▶ _WORK TO BE COMPLETED_
From the entries provided below, copy each line that contains the word "haaraumien".

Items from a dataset

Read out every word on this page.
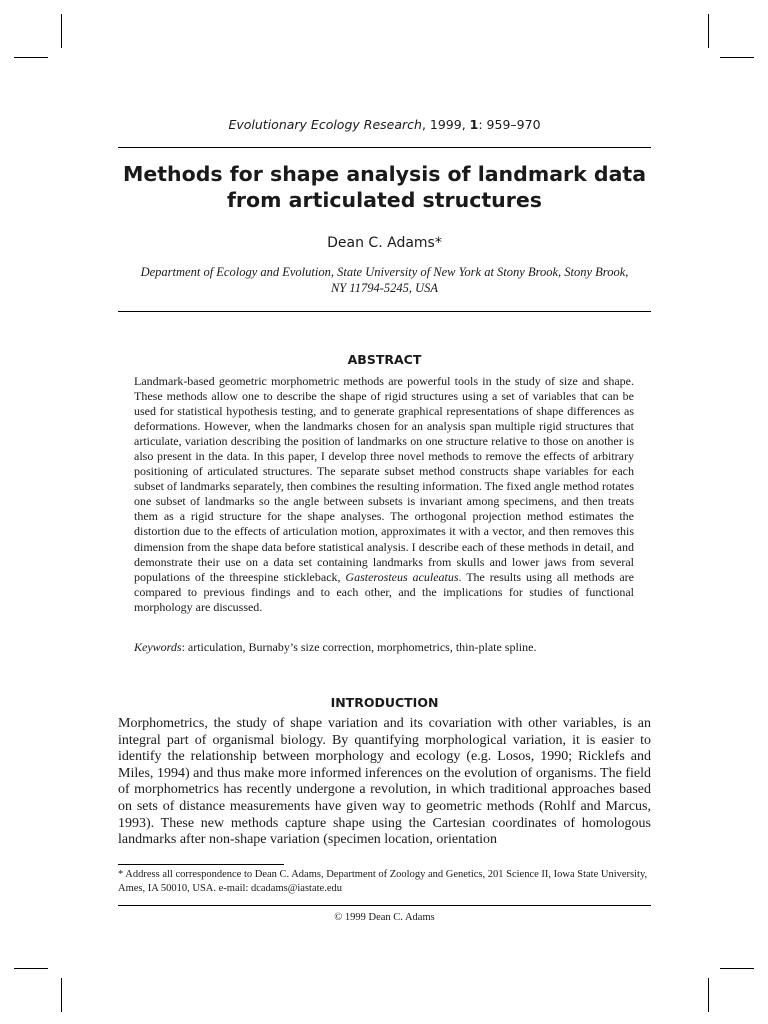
Evolutionary Ecology Research, 1999, 1: 959–970
Methods for shape analysis of landmark data
from articulated structures
Dean C. Adams*
Department of Ecology and Evolution, State University of New York at Stony Brook, Stony Brook,
NY 11794-5245, USA
ABSTRACT
Landmark-based geometric morphometric methods are powerful tools in the study of size and shape. These methods allow one to describe the shape of rigid structures using a set of variables that can be used for statistical hypothesis testing, and to generate graphical representations of shape differences as deformations. However, when the landmarks chosen for an analysis span multiple rigid structures that articulate, variation describing the position of landmarks on one structure relative to those on another is also present in the data. In this paper, I develop three novel methods to remove the effects of arbitrary positioning of articulated structures. The separate subset method constructs shape variables for each subset of landmarks separately, then combines the resulting information. The fixed angle method rotates one subset of landmarks so the angle between subsets is invariant among specimens, and then treats them as a rigid structure for the shape analyses. The orthogonal projection method estimates the distortion due to the effects of articulation motion, approximates it with a vector, and then removes this dimension from the shape data before statistical analysis. I describe each of these methods in detail, and demonstrate their use on a data set containing landmarks from skulls and lower jaws from several populations of the threespine stickleback, Gasterosteus aculeatus. The results using all methods are compared to previous findings and to each other, and the implications for studies of functional morphology are discussed.
Keywords: articulation, Burnaby’s size correction, morphometrics, thin-plate spline.
INTRODUCTION
Morphometrics, the study of shape variation and its covariation with other variables, is an integral part of organismal biology. By quantifying morphological variation, it is easier to identify the relationship between morphology and ecology (e.g. Losos, 1990; Ricklefs and Miles, 1994) and thus make more informed inferences on the evolution of organisms. The field of morphometrics has recently undergone a revolution, in which traditional approaches based on sets of distance measurements have given way to geometric methods (Rohlf and Marcus, 1993). These new methods capture shape using the Cartesian coordinates of homologous landmarks after non-shape variation (specimen location, orientation
* Address all correspondence to Dean C. Adams, Department of Zoology and Genetics, 201 Science II, Iowa State University, Ames, IA 50010, USA. e-mail: dcadams@iastate.edu
© 1999 Dean C. Adams
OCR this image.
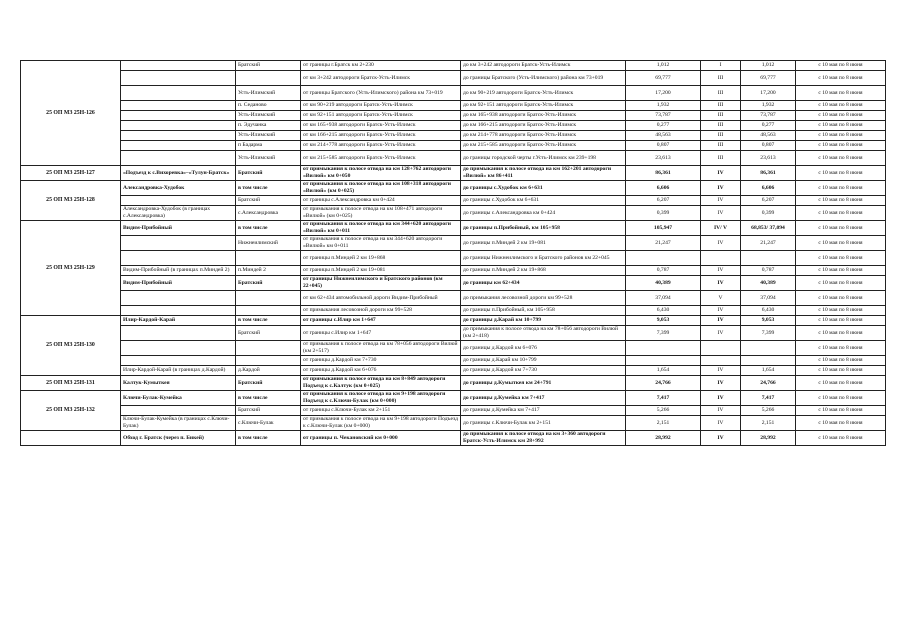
25 ОП МЗ 25Н-126		Братский	от границы г.Братск км 2+230	до км 3+242 автодороги Братск-Усть-Илимск	1,012	I	1,012	с 10 мая по 8 июня
			от км 3+242 автодороги Братск-Усть-Илимск	до границы Братского (Усть-Илимского) района км 73+019	69,777	III	69,777	с 10 мая по 8 июня
		Усть-Илимский	от границы Братского (Усть-Илимского) района км 73+019	до км 90+219 автодороги Братск-Усть-Илимск	17,200	III	17,200	с 10 мая по 8 июня
		п. Седаново	от км 90+219 автодороги Братск-Усть-Илимск	до км 92+151 автодороги Братск-Усть-Илимск	1,932	III	1,932	с 10 мая по 8 июня
		Усть-Илимский	от км 92+151 автодороги Братск-Усть-Илимск	до км 165+938 автодороги Братск-Усть-Илимск	73,787	III	73,787	с 10 мая по 8 июня
		п. Эдучанка	от км 165+938 автодороги Братск-Усть-Илимск	до км 166+215 автодороги Братск-Усть-Илимск	0,277	III	0,277	с 10 мая по 8 июня
		Усть-Илимский	от км 166+215 автодороги Братск-Усть-Илимск	до км 214+778 автодороги Братск-Усть-Илимск	48,563	III	48,563	с 10 мая по 8 июня
		п Бадарма	от км 214+778 автодороги Братск-Усть-Илимск	до км 215+585 автодороги Братск-Усть-Илимск	0,807	III	0,807	с 10 мая по 8 июня
		Усть-Илимский	от км 215+585 автодороги Братск-Усть-Илимск	до границы городской черты г.Усть-Илимск км 239+198	23,613	III	23,613	с 10 мая по 8 июня
25 ОП МЗ 25Н-127	«Подъезд к с.Вихоревка»–«Тулун-Братск»	Братский	от примыкания к полосе отвода на км 128+762 автодороги «Вилюй» км 0+050	до примыкания к полосе отвода на км 162+201 автодороги «Вилюй» км 86+411	86,361	IV	86,361	с 10 мая по 8 июня
25 ОП МЗ 25Н-128	Александровка-Худобок	в том числе	от примыкания к полосе отвода на км 108+318 автодороги «Вилюй» (км 0+025)	до границы с.Худобок км 6+631	6,606	IV	6,606	с 10 мая по 8 июня
		Братский	от границы с.Александровка км 0+424	до границы с.Худобок км 6+631	6,207	IV	6,207	с 10 мая по 8 июня
	Александровка-Худобок (в границах с.Александровка)	с.Александровка	от примыкания к полосе отвода на км 108+471 автодороги «Вилюй» (км 0+025)	до границы с.Александровка км 0+424	0,399	IV	0,399	с 10 мая по 8 июня
25 ОП МЗ 25Н-129	Видим-Прибойный	в том числе	от примыкания к полосе отвода на км 344+620 автодороги «Вилюй» км 0+011	до границы п.Прибойный, км 105+958	105,947	IV/ V	68,853/ 37,094	с 10 мая по 8 июня
		Нижнеилимский	от примыкания к полосе отвода на км 344+620 автодороги «Вилюй» км 0+011	до границы п.Миндей 2 км 19+081	21,247	IV	21,247	с 10 мая по 8 июня
			от границы п.Миндей 2 км 19+868	до границы Нижнеилимского и Братского районов км 22+045				с 10 мая по 8 июня
	Видим-Прибойный (в границах п.Миндей 2)	п.Миндей 2	от границы п.Миндей 2 км 19+081	до границы п.Миндей 2 км 19+868	0,787	IV	0,787	с 10 мая по 8 июня
	Видим-Прибойный	Братский	от границы Нижнеилимского и Братского районов (км 22+045)	до границы км 62+434	40,389	IV	40,389	с 10 мая по 8 июня
			от км 62+434 автомобильной дороги Видим-Прибойный	до примыкания лесовозной дороги км 99+528	37,094	V	37,094	с 10 мая по 8 июня
			от примыкания лесовозной дороги км 99+528	до границы п.Прибойный, км 105+958	6,430	IV	6,430	с 10 мая по 8 июня
25 ОП МЗ 25Н-130	Илир-Кардой-Карай	в том числе	от границы с.Илир км 1+647	до границы д.Карай км 10+799	9,053	IV	9,053	с 10 мая по 8 июня
		Братский	от границы с.Илир км 1+647	до примыкания к полосе отвода на км 78+056 автодороги Вилюй (км 2+418)	7,399	IV	7,399	с 10 мая по 8 июня
			от примыкания к полосе отвода на км 78+056 автодороги Вилюй (км 2+517)	до границы д.Кардой км 6+076				с 10 мая по 8 июня
			от границы д.Кардой км 7+730	до границы д.Карай км 10+799				с 10 мая по 8 июня
	Илир-Кардой-Карай (в границах д.Кардой)	д.Кардой	от границы д.Кардой км 6+076	до границы д.Кардой км 7+730	1,654	IV	1,654	с 10 мая по 8 июня
25 ОП МЗ 25Н-131	Калтук-Кумыткея	Братский	от примыкания к полосе отвода на км 8+849 автодороги Подъезд к с.Калтук (км 0+025)	до границы д.Кумыткея км 24+791	24,766	IV	24,766	с 10 мая по 8 июня
25 ОП МЗ 25Н-132	Ключи-Булак-Кумейка	в том числе	от примыкания к полосе отвода на км 9+198 автодороги Подъезд к с.Ключи-Булак (км 0+000)	до границы д.Кумейка км 7+417	7,417	IV	7,417	с 10 мая по 8 июня
		Братский	от границы с.Ключи-Булак км 2+151	до границы д.Кумейка км 7+417	5,266	IV	5,266	с 10 мая по 8 июня
	Ключи-Булак-Кумейка (в границах с.Ключи-Булак)	с.Ключи-Булак	от примыкания к полосе отвода на км 9+198 автодороги Подъезд к с.Ключи-Булак (км 0+000)	до границы с.Ключи-Булак км 2+151	2,151	IV	2,151	с 10 мая по 8 июня
	Обход г. Братск (через п. Бикей)	в том числе	от границы п. Чекановский км 0+000	до примыкания к полосе отвода на км 3+360 автодороги Братск-Усть-Илимск км 28+992	28,992	IV	28,992	с 10 мая по 8 июня
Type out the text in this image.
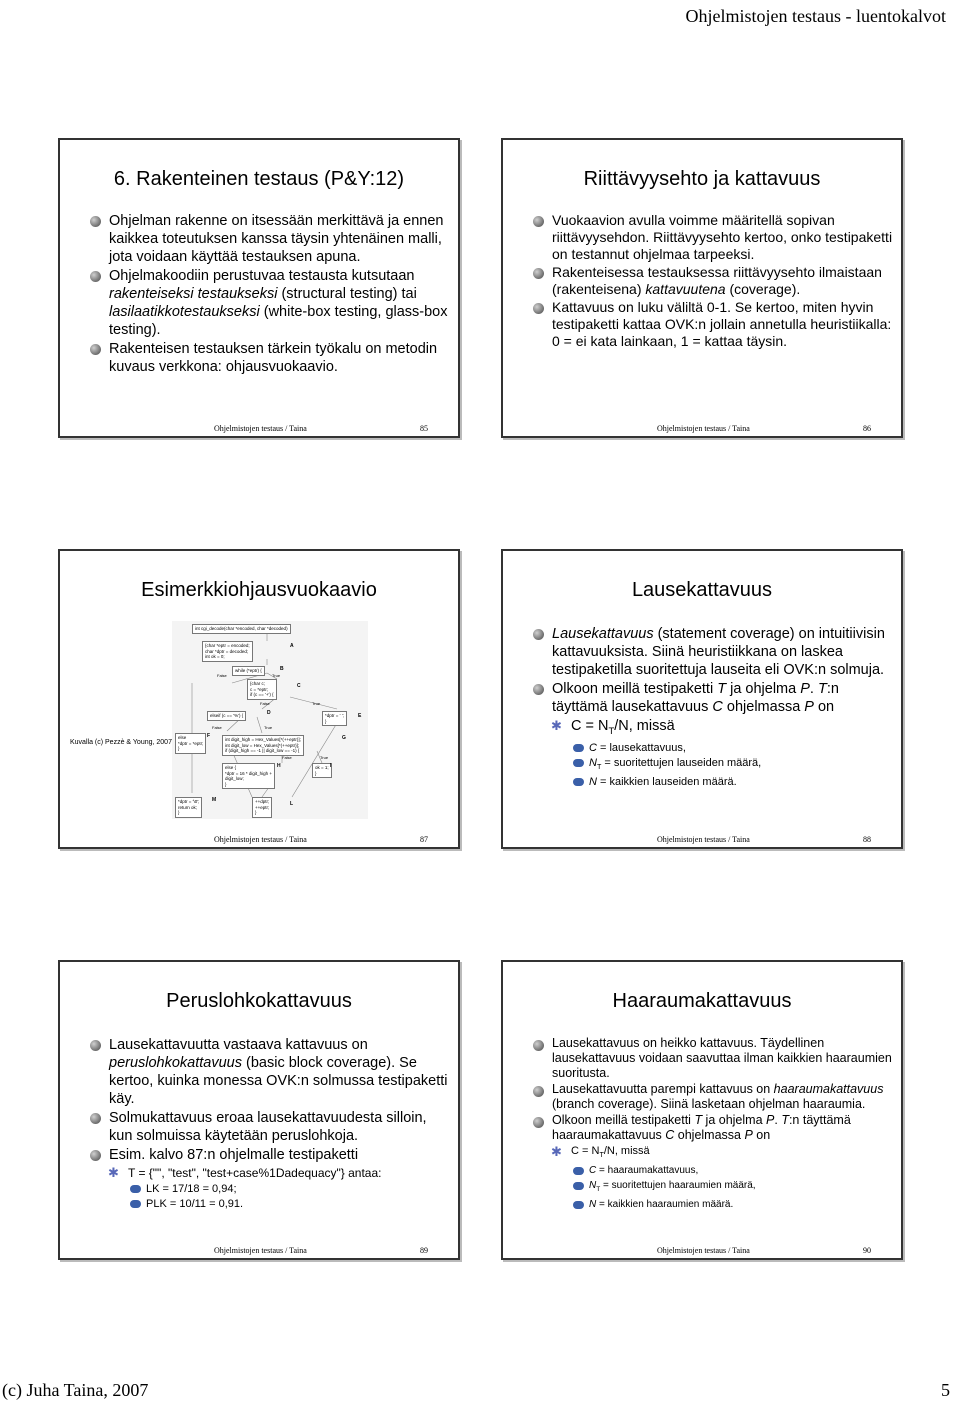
Ohjelmistojen testaus - luentokalvot
6. Rakenteinen testaus (P&Y:12)
Ohjelman rakenne on itsessään merkittävä ja ennen kaikkea toteutuksen kanssa täysin yhtenäinen malli, jota voidaan käyttää testauksen apuna.
Ohjelmakoodiin perustuvaa testausta kutsutaan rakenteiseksi testaukseksi (structural testing) tai lasilaatikkotestaukseksi (white-box testing, glass-box testing).
Rakenteisen testauksen tärkein työkalu on metodin kuvaus verkkona: ohjausvuokaavio.
Ohjelmistojen testaus / Taina	85
Riittävyysehto ja kattavuus
Vuokaavion avulla voimme määritellä sopivan riittävyysehdon. Riittävyysehto kertoo, onko testipaketti on testannut ohjelmaa tarpeeksi.
Rakenteisessa testauksessa riittävyysehto ilmaistaan (rakenteisena) kattavuutena (coverage).
Kattavuus on luku väliltä 0-1. Se kertoo, miten hyvin testipaketti kattaa OVK:n jollain annetulla heuristiikalla: 0 = ei kata lainkaan, 1 = kattaa täysin.
Ohjelmistojen testaus / Taina	86
Esimerkkiohjausvuokaavio
Kuvalla (c) Pezzè & Young, 2007
int cgi_decode(char *encoded, char *decoded)
{char *eptr = encoded;
char *dptr = decoded;
int ok = 0;
while (*eptr) {
{char c;
c = *eptr;
if (c == '+') {
elseif (c == '%') {	*dptr = ' ';
}
else
*dptr = *eptr;
}
int digit_high = Hex_Values[*(++eptr)];
int digit_low = Hex_Values[*(++eptr)];
if (digit_high == -1 || digit_low == -1) {
else {
*dptr = 16 * digit_high +
digit_low;
}
ok = 1;
}
++dptr;
++eptr;
}
*dptr = '\0';
return ok;
}
A
B
C
D	E
F	G
H	I
L
M
False	True
False	True
False	True
False	True
Ohjelmistojen testaus / Taina	87
Lausekattavuus
Lausekattavuus (statement coverage) on intuitiivisin kattavuuksista. Siinä heuristiikkana on laskea testipaketilla suoritettuja lauseita eli OVK:n solmuja.
Olkoon meillä testipaketti T ja ohjelma P. T:n täyttämä lausekattavuus C ohjelmassa P on
✱ $C = N_T/N$, missä
C = lausekattavuus,
$N_T$ = suoritettujen lauseiden määrä,
N = kaikkien lauseiden määrä.
Ohjelmistojen testaus / Taina	88
Peruslohkokattavuus
Lausekattavuutta vastaava kattavuus on peruslohkokattavuus (basic block coverage). Se kertoo, kuinka monessa OVK:n solmussa testipaketti käy.
Solmukattavuus eroaa lausekattavuudesta silloin, kun solmuissa käytetään peruslohkoja.
Esim. kalvo 87:n ohjelmalle testipaketti
✱ T = {"", "test", "test+case%1Dadequacy"} antaa:
LK = 17/18 = 0,94;
PLK = 10/11 = 0,91.
Ohjelmistojen testaus / Taina	89
Haaraumakattavuus
Lausekattavuus on heikko kattavuus. Täydellinen lausekattavuus voidaan saavuttaa ilman kaikkien haaraumien suoritusta.
Lausekattavuutta parempi kattavuus on haaraumakattavuus (branch coverage). Siinä lasketaan ohjelman haaraumia.
Olkoon meillä testipaketti T ja ohjelma P. T:n täyttämä haaraumakattavuus C ohjelmassa P on
✱ $C = N_T/N$, missä
C = haaraumakattavuus,
$N_T$ = suoritettujen haaraumien määrä,
N = kaikkien haaraumien määrä.
Ohjelmistojen testaus / Taina	90
(c) Juha Taina, 2007	5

▶ _ANSWER IN FULL_
Lausekattavuus on heikko kattavuus. Täydellinen lausekattavuus voidaan saavuttaa ilman kaikkien haaraumien suoritusta.
$N_T$ = suoritettujen haaraumien määrä,
N = kaikkien haaraumien määrä.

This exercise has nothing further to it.